Task objective
Wherever the word "description" shows up in a line, please copy that line.

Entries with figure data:
------------------------------

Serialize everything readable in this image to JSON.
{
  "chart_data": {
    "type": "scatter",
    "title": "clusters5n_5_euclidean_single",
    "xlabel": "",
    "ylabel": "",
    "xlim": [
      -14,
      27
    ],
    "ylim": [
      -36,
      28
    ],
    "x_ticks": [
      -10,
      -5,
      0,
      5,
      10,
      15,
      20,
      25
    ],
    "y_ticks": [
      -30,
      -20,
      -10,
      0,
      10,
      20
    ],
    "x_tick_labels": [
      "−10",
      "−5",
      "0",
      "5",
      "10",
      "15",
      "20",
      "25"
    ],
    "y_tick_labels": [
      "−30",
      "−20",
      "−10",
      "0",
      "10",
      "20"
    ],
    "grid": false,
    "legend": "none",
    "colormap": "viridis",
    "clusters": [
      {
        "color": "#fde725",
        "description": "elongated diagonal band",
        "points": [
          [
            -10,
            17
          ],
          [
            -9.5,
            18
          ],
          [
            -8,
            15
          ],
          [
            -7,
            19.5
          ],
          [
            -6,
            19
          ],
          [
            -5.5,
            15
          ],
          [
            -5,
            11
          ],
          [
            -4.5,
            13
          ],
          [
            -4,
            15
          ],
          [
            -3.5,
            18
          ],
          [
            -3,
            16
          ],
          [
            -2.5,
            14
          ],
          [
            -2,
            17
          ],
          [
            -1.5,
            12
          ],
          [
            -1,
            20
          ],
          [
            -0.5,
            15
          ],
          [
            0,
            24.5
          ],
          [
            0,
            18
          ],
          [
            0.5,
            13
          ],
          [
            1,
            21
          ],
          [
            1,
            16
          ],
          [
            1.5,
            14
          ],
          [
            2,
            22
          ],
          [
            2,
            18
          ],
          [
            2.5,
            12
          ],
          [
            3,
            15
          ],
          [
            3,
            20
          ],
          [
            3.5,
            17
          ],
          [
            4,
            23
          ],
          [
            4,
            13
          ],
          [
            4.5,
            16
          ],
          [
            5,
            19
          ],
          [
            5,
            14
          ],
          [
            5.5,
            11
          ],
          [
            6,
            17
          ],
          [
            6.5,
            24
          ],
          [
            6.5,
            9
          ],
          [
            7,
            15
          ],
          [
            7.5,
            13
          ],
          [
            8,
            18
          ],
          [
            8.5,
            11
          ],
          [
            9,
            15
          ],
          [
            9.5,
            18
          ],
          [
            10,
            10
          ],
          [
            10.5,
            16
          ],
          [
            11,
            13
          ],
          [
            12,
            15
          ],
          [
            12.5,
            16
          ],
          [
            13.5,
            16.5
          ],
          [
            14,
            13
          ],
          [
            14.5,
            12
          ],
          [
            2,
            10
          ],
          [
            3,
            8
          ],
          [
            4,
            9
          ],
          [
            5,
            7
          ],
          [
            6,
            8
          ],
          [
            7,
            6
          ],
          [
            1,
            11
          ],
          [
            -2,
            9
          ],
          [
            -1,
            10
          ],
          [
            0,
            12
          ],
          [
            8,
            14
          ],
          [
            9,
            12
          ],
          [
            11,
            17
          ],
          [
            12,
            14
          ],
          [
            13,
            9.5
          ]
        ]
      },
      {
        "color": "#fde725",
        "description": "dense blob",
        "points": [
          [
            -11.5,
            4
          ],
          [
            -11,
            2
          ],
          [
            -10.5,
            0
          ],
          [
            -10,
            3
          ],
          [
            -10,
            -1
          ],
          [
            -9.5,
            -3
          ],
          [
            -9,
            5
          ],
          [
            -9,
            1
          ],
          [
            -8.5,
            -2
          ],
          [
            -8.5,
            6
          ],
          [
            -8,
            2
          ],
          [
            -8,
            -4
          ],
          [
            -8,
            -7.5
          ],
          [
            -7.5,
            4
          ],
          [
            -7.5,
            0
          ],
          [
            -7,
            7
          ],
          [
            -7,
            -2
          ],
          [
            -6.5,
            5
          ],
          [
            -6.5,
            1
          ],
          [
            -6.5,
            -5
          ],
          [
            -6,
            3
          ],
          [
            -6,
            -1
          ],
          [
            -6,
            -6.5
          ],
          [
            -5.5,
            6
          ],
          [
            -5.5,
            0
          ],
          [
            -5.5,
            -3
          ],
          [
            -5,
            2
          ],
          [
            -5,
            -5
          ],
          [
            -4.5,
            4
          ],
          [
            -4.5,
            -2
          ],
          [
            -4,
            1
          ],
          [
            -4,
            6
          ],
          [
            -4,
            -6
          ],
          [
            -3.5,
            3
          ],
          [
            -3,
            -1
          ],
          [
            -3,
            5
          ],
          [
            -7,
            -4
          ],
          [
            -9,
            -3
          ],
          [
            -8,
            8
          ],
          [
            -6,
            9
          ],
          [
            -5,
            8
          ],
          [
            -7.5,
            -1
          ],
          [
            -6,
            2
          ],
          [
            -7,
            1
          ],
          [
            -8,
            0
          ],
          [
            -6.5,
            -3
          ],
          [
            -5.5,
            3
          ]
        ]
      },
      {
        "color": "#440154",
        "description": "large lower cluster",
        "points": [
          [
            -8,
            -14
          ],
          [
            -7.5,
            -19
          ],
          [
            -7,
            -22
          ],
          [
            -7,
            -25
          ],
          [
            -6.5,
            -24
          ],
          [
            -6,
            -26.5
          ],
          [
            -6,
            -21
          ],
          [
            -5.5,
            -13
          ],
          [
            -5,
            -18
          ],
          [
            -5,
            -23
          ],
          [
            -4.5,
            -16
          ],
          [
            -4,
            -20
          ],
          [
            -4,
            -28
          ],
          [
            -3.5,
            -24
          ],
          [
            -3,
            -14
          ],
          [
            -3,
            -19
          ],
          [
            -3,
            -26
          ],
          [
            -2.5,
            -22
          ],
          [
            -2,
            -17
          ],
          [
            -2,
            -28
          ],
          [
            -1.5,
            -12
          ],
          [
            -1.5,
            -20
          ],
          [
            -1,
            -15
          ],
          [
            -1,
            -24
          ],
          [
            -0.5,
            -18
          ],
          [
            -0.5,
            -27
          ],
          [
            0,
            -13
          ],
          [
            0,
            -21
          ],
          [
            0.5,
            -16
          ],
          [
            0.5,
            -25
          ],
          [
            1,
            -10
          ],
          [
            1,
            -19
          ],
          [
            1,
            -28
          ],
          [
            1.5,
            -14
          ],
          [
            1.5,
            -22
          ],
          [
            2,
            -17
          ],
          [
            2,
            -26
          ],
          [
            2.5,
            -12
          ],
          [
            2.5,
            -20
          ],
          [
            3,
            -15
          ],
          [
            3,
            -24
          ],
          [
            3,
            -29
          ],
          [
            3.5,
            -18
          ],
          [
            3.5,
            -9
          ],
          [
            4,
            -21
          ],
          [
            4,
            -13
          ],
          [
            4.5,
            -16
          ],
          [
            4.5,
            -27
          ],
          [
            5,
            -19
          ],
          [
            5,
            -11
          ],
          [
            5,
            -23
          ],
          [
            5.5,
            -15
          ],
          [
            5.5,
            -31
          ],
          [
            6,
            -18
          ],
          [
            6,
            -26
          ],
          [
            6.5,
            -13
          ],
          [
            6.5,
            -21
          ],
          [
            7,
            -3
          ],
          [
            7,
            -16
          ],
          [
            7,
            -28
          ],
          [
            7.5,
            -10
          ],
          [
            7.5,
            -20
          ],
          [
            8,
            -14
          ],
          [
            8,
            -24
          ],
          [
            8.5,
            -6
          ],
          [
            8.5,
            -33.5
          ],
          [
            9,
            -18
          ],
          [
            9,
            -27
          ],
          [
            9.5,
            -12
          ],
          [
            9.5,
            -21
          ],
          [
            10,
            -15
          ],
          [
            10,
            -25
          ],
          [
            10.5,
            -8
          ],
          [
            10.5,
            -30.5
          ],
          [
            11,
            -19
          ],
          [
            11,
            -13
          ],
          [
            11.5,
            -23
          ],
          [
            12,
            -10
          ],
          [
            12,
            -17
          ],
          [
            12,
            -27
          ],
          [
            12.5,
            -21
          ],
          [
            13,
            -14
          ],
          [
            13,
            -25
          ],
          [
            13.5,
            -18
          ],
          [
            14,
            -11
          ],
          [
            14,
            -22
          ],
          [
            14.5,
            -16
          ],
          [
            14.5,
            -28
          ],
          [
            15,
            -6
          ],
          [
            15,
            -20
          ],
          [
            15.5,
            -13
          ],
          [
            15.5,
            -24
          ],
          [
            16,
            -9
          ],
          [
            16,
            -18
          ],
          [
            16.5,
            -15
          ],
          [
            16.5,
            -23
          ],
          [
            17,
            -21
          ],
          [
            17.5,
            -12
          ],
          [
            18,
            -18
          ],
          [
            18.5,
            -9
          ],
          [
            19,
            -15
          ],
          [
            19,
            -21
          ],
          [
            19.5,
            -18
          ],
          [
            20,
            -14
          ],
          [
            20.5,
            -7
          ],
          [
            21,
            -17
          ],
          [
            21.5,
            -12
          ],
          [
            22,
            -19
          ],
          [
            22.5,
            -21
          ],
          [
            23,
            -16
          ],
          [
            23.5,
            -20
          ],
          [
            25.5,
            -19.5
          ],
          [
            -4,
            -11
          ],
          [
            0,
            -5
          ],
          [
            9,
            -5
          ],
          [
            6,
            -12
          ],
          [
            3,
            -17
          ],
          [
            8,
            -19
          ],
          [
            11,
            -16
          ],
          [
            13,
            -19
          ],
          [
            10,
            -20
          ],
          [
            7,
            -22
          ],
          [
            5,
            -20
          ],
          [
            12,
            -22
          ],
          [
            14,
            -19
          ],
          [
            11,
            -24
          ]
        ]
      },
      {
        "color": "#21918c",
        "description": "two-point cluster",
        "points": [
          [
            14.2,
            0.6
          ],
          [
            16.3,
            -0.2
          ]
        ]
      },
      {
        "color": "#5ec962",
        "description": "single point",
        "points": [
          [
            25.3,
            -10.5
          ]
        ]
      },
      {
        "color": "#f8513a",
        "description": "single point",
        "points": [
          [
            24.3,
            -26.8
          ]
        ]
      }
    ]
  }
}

------------------------------

Final answer
        "description": "elongated diagonal band",
        "description": "dense blob",
        "description": "large lower cluster",
        "description": "two-point cluster",
        "description": "single point",
        "description": "single point",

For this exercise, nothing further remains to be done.